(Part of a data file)
--- --- ---

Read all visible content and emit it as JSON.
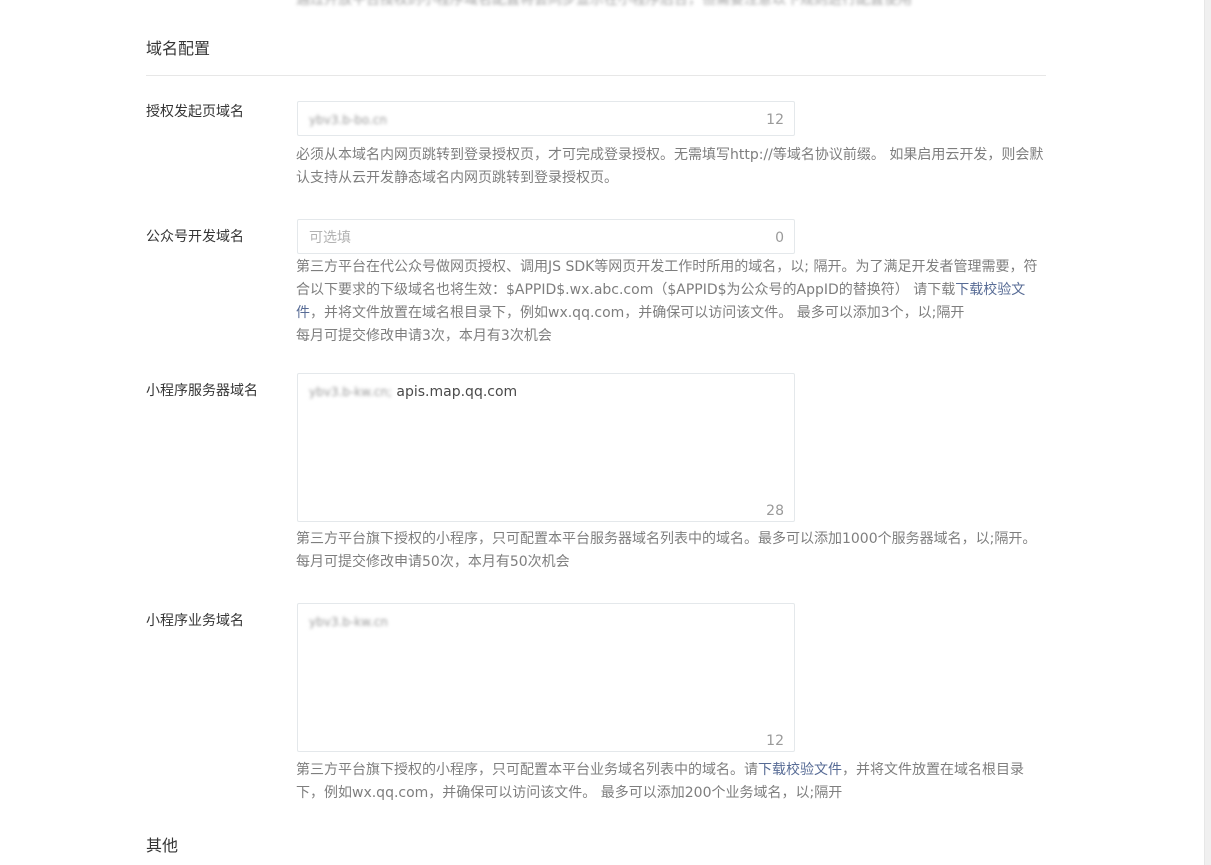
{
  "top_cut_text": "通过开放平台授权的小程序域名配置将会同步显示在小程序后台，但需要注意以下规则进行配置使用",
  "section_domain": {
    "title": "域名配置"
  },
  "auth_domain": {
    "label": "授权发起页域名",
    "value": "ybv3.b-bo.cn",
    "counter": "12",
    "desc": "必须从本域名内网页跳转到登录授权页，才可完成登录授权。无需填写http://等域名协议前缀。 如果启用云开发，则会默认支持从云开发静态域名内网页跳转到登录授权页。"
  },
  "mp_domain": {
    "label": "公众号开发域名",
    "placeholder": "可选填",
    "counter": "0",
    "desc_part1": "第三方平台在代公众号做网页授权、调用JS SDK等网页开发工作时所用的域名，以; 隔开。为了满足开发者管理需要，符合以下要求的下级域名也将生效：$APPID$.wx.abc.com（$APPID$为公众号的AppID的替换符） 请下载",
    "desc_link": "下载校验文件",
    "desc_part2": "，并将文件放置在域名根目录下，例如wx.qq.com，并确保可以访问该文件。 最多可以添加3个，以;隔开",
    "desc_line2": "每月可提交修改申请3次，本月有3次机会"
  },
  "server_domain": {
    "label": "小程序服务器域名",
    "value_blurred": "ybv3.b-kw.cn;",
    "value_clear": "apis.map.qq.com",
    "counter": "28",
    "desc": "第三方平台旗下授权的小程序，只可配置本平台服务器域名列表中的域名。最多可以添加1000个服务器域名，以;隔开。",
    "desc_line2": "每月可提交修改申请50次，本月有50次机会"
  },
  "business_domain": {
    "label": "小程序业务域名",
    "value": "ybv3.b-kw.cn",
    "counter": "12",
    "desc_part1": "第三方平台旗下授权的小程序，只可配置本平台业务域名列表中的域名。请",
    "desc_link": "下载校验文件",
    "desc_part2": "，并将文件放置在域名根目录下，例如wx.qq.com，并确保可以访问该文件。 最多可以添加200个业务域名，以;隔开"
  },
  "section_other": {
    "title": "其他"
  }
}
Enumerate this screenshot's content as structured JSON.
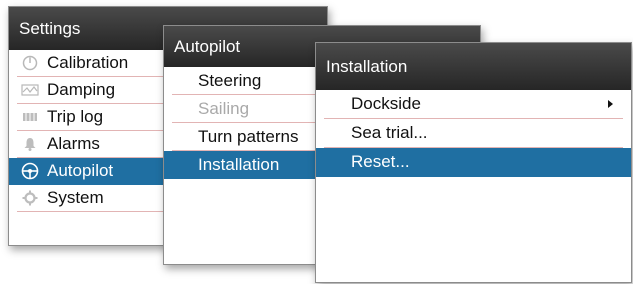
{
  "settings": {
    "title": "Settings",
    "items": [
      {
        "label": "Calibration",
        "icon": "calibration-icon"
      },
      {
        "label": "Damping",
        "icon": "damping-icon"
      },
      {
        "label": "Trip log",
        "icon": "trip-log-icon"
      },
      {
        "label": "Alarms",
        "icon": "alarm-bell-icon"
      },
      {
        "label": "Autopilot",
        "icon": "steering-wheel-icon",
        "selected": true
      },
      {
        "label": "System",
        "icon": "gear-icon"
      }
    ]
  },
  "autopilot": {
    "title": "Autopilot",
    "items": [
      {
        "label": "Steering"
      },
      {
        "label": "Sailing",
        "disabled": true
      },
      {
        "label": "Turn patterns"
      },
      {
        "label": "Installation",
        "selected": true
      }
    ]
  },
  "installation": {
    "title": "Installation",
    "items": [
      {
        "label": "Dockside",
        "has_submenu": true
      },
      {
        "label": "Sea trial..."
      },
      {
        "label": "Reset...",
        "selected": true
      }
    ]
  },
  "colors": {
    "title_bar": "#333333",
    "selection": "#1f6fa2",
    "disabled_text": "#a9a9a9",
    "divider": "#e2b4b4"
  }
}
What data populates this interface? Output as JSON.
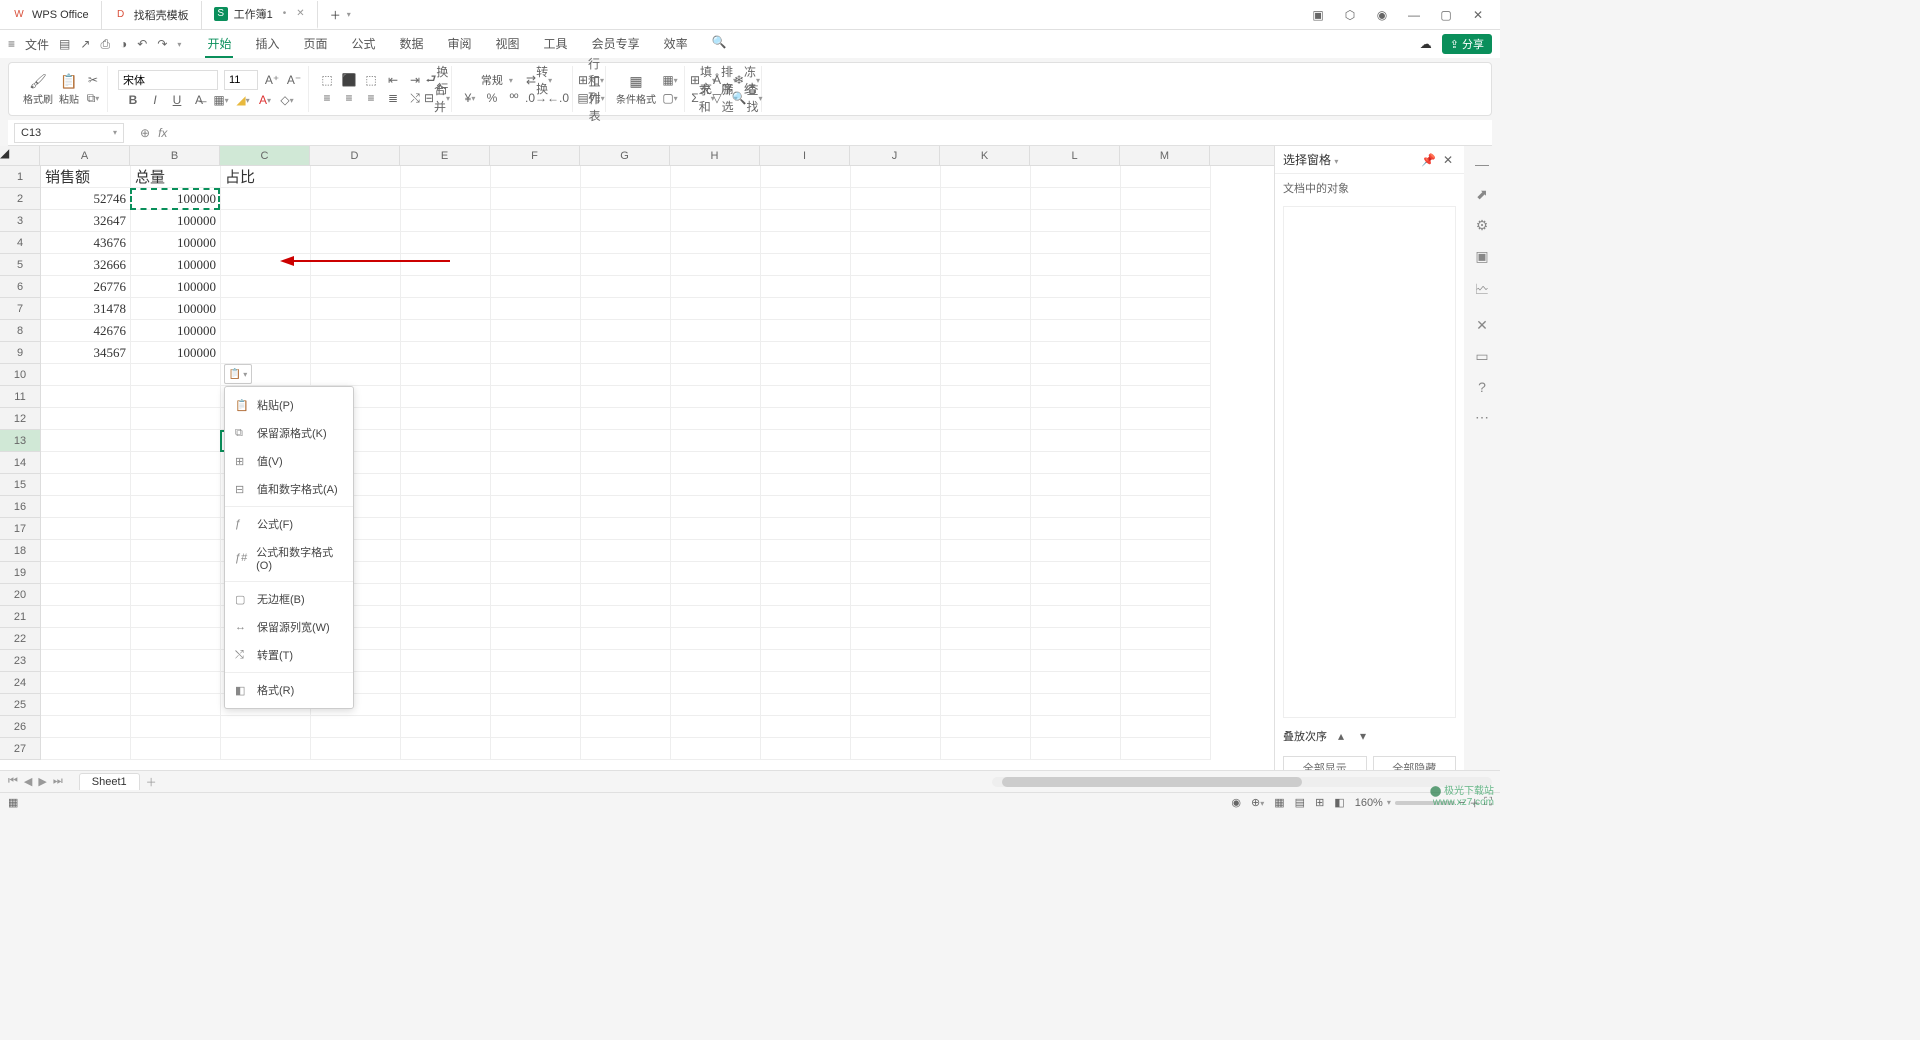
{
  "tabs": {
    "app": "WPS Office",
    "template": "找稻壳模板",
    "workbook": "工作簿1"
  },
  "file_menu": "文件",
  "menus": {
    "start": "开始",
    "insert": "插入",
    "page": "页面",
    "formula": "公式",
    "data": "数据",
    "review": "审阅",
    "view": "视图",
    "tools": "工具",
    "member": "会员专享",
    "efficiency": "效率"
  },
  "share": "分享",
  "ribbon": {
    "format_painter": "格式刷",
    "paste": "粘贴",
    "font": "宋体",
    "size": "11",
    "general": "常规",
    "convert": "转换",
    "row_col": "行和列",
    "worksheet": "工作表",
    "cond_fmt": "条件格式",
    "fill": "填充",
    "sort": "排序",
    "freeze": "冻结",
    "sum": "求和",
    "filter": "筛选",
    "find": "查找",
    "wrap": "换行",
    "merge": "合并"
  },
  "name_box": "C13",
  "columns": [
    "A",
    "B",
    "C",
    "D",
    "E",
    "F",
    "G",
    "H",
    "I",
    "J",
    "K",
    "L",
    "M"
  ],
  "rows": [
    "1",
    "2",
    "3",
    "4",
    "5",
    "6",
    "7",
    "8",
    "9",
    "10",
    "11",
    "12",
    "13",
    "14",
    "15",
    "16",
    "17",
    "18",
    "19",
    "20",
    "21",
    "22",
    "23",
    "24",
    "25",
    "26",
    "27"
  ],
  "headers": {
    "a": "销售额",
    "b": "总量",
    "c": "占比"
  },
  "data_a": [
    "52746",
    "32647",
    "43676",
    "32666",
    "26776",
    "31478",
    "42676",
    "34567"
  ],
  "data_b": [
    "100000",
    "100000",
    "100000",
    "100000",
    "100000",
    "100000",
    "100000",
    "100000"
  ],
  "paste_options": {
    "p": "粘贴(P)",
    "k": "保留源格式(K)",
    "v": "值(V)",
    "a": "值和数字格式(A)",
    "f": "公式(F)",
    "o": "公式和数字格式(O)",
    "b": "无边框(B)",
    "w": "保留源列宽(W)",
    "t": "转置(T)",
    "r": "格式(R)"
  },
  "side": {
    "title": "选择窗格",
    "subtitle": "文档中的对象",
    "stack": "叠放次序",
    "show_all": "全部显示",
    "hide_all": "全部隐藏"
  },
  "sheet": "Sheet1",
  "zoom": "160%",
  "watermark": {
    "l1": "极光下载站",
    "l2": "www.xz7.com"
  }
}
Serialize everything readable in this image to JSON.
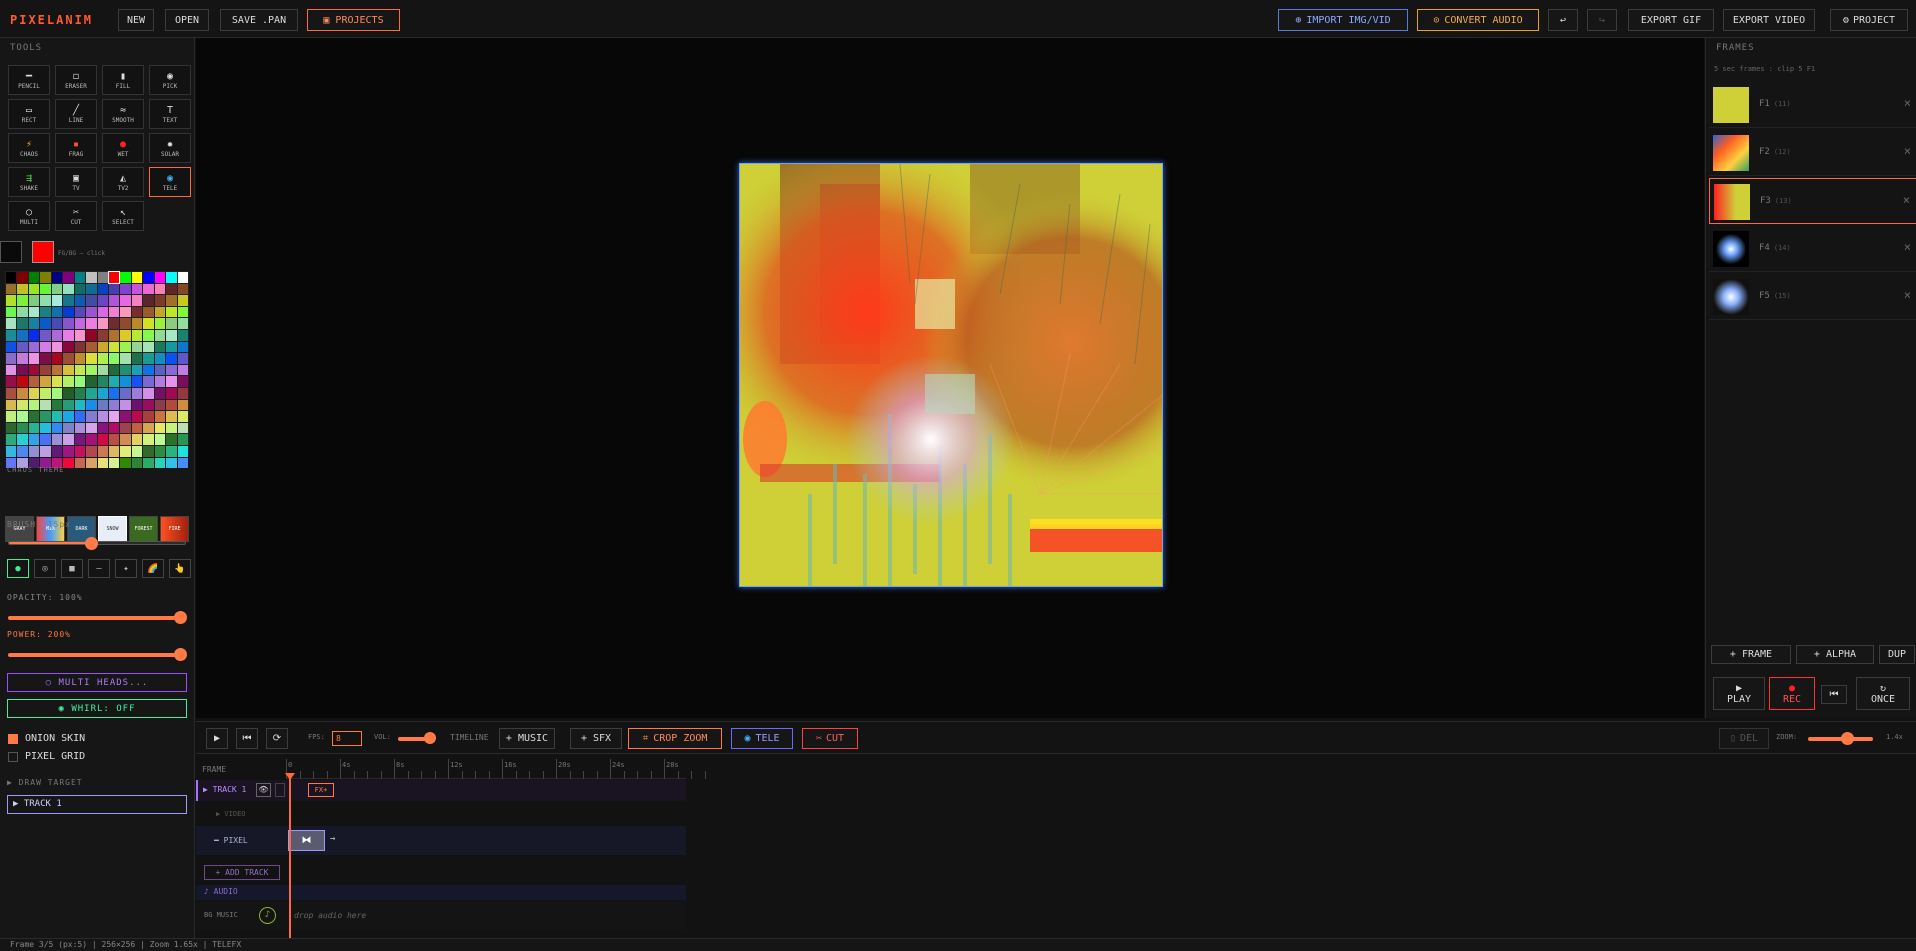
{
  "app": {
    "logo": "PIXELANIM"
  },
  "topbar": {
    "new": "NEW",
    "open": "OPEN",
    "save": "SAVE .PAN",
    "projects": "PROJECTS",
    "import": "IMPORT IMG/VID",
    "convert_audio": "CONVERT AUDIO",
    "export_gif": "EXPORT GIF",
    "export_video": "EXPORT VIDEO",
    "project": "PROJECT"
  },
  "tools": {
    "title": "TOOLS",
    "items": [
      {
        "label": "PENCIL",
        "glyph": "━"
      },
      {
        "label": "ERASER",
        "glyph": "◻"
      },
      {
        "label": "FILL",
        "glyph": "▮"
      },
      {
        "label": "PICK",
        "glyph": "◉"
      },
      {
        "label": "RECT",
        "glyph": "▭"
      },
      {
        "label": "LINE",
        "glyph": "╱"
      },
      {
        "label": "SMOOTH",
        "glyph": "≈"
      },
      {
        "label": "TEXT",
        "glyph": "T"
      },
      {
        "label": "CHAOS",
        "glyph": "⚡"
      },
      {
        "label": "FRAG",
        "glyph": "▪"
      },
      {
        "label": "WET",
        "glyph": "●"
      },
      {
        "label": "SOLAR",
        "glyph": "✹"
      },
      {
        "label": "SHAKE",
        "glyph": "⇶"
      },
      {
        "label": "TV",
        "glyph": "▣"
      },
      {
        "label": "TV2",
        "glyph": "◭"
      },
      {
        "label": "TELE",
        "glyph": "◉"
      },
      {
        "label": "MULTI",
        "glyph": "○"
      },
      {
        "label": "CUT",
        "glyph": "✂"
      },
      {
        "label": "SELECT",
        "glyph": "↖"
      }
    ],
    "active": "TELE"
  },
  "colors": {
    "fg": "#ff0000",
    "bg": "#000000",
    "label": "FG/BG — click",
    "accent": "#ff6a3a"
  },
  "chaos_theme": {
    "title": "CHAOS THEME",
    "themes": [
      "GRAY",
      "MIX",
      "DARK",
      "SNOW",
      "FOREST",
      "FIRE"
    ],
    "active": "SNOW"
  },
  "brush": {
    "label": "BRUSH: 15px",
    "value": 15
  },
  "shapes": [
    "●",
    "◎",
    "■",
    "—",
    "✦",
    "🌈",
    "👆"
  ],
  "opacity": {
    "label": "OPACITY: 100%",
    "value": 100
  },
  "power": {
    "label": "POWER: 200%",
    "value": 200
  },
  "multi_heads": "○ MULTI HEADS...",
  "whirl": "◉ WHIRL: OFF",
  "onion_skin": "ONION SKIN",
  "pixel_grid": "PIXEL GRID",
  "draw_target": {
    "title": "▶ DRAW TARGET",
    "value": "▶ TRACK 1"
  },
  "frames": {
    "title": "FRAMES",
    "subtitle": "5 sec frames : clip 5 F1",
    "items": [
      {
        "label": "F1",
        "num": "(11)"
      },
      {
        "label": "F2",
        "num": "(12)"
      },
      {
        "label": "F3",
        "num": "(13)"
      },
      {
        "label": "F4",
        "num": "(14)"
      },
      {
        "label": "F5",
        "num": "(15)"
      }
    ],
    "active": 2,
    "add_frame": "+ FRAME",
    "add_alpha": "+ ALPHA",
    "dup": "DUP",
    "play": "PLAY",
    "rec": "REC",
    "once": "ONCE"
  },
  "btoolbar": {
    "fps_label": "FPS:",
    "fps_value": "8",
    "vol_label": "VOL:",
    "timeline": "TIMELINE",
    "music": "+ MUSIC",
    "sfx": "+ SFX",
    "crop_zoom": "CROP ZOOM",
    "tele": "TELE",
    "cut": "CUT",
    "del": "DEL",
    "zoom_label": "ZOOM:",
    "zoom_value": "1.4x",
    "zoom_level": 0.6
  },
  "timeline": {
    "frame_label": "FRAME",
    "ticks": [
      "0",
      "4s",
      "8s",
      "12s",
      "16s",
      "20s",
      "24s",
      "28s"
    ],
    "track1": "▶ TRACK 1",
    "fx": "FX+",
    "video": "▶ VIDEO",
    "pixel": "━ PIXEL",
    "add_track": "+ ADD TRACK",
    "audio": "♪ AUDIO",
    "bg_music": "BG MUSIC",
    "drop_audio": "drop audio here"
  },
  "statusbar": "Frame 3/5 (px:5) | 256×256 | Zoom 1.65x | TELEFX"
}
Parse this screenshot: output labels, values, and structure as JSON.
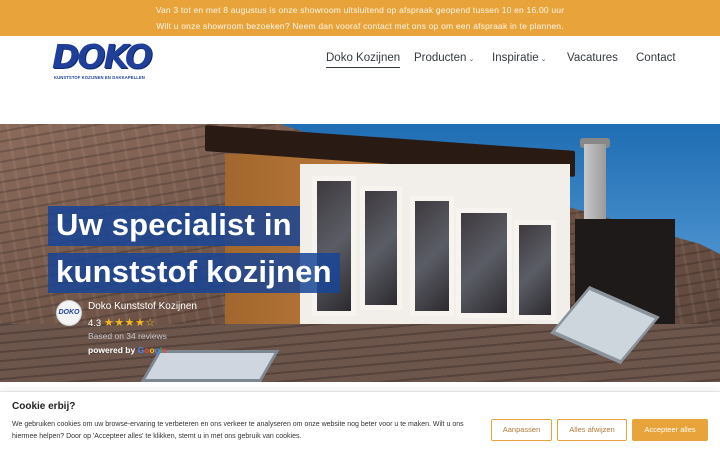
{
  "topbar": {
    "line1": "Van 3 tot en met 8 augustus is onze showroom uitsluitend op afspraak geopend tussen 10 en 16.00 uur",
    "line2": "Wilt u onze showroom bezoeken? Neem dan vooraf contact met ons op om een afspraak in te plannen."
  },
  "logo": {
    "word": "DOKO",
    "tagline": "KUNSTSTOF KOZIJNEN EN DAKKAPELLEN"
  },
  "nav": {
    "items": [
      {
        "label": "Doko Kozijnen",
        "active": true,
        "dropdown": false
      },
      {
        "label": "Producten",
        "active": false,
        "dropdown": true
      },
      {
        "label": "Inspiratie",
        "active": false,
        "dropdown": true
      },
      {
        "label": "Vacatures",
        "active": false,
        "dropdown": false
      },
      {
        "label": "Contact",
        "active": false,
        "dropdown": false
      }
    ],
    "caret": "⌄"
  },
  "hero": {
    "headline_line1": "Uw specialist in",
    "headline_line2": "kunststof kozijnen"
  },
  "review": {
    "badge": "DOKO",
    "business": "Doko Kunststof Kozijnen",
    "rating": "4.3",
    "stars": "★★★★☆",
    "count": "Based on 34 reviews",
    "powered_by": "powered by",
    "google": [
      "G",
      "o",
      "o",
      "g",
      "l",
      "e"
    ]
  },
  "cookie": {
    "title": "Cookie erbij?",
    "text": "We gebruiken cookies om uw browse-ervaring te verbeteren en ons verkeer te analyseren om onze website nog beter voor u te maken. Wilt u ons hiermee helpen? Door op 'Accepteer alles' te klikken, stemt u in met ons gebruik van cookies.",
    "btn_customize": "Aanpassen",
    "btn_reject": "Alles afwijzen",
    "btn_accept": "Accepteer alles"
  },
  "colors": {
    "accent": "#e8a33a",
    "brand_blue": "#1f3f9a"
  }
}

--- --- ---

_TASK DIRECTIONS:_
Scan the records above for the string "subtitle", then report every line that contains it.

_ANSWER IN FULL:_
    "subtitle": "文档中的对象",
    "subtitle": "5 sec frames : clip 5 F1",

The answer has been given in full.